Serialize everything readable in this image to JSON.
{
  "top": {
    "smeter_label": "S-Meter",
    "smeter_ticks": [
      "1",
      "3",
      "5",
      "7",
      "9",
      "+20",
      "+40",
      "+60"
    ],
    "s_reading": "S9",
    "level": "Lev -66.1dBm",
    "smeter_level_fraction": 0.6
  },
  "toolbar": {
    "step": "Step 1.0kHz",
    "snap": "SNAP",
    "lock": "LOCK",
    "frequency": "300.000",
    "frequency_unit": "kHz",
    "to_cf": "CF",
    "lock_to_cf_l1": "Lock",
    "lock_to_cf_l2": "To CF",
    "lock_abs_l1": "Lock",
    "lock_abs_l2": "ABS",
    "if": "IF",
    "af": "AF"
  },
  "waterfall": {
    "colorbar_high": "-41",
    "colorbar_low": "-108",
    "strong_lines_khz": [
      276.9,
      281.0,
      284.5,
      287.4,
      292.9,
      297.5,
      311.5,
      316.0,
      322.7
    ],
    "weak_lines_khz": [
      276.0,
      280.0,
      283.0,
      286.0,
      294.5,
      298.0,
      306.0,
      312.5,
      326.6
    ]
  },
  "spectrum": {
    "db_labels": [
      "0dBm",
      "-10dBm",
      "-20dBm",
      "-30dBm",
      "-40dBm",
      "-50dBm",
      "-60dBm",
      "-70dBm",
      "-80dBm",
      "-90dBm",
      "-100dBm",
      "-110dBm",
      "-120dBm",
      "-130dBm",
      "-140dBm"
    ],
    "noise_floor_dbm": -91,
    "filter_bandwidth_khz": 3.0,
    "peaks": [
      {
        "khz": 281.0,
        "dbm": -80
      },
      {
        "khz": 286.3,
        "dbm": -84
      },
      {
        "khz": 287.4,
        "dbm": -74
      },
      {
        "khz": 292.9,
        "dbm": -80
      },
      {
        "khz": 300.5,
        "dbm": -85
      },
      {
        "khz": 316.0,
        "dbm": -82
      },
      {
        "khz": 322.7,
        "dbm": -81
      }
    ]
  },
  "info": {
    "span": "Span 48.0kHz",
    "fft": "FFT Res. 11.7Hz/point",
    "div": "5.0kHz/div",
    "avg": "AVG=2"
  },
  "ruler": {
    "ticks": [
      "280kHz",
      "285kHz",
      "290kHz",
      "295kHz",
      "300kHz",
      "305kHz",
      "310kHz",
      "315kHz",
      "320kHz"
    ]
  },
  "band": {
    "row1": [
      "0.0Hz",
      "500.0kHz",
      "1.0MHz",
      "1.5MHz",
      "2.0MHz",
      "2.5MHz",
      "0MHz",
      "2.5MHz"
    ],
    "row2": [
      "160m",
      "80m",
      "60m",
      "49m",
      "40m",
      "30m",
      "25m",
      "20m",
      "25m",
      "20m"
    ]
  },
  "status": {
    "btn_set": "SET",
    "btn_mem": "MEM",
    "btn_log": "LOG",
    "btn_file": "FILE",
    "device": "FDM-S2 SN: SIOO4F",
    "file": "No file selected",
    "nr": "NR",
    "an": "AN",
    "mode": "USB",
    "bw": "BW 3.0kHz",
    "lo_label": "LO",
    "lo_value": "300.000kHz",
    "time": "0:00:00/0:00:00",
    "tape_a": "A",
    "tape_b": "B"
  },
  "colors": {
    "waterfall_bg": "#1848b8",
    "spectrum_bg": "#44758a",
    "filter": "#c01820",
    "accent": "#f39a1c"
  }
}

THE EXERCISE: Every entry must be output again, exactly as written above.

COMPLETE RESPONSE:
Serialize everything readable in this image to JSON.
{
  "top": {
    "smeter_label": "S-Meter",
    "smeter_ticks": [
      "1",
      "3",
      "5",
      "7",
      "9",
      "+20",
      "+40",
      "+60"
    ],
    "s_reading": "S9",
    "level": "Lev -66.1dBm",
    "smeter_level_fraction": 0.6
  },
  "toolbar": {
    "step": "Step 1.0kHz",
    "snap": "SNAP",
    "lock": "LOCK",
    "frequency": "300.000",
    "frequency_unit": "kHz",
    "to_cf": "CF",
    "lock_to_cf_l1": "Lock",
    "lock_to_cf_l2": "To CF",
    "lock_abs_l1": "Lock",
    "lock_abs_l2": "ABS",
    "if": "IF",
    "af": "AF"
  },
  "waterfall": {
    "colorbar_high": "-41",
    "colorbar_low": "-108",
    "strong_lines_khz": [
      276.9,
      281.0,
      284.5,
      287.4,
      292.9,
      297.5,
      311.5,
      316.0,
      322.7
    ],
    "weak_lines_khz": [
      276.0,
      280.0,
      283.0,
      286.0,
      294.5,
      298.0,
      306.0,
      312.5,
      326.6
    ]
  },
  "spectrum": {
    "db_labels": [
      "0dBm",
      "-10dBm",
      "-20dBm",
      "-30dBm",
      "-40dBm",
      "-50dBm",
      "-60dBm",
      "-70dBm",
      "-80dBm",
      "-90dBm",
      "-100dBm",
      "-110dBm",
      "-120dBm",
      "-130dBm",
      "-140dBm"
    ],
    "noise_floor_dbm": -91,
    "filter_bandwidth_khz": 3.0,
    "peaks": [
      {
        "khz": 281.0,
        "dbm": -80
      },
      {
        "khz": 286.3,
        "dbm": -84
      },
      {
        "khz": 287.4,
        "dbm": -74
      },
      {
        "khz": 292.9,
        "dbm": -80
      },
      {
        "khz": 300.5,
        "dbm": -85
      },
      {
        "khz": 316.0,
        "dbm": -82
      },
      {
        "khz": 322.7,
        "dbm": -81
      }
    ]
  },
  "info": {
    "span": "Span 48.0kHz",
    "fft": "FFT Res. 11.7Hz/point",
    "div": "5.0kHz/div",
    "avg": "AVG=2"
  },
  "ruler": {
    "ticks": [
      "280kHz",
      "285kHz",
      "290kHz",
      "295kHz",
      "300kHz",
      "305kHz",
      "310kHz",
      "315kHz",
      "320kHz"
    ]
  },
  "band": {
    "row1": [
      "0.0Hz",
      "500.0kHz",
      "1.0MHz",
      "1.5MHz",
      "2.0MHz",
      "2.5MHz",
      "0MHz",
      "2.5MHz"
    ],
    "row2": [
      "160m",
      "80m",
      "60m",
      "49m",
      "40m",
      "30m",
      "25m",
      "20m",
      "25m",
      "20m"
    ]
  },
  "status": {
    "btn_set": "SET",
    "btn_mem": "MEM",
    "btn_log": "LOG",
    "btn_file": "FILE",
    "device": "FDM-S2 SN: SIOO4F",
    "file": "No file selected",
    "nr": "NR",
    "an": "AN",
    "mode": "USB",
    "bw": "BW 3.0kHz",
    "lo_label": "LO",
    "lo_value": "300.000kHz",
    "time": "0:00:00/0:00:00",
    "tape_a": "A",
    "tape_b": "B"
  },
  "colors": {
    "waterfall_bg": "#1848b8",
    "spectrum_bg": "#44758a",
    "filter": "#c01820",
    "accent": "#f39a1c"
  }
}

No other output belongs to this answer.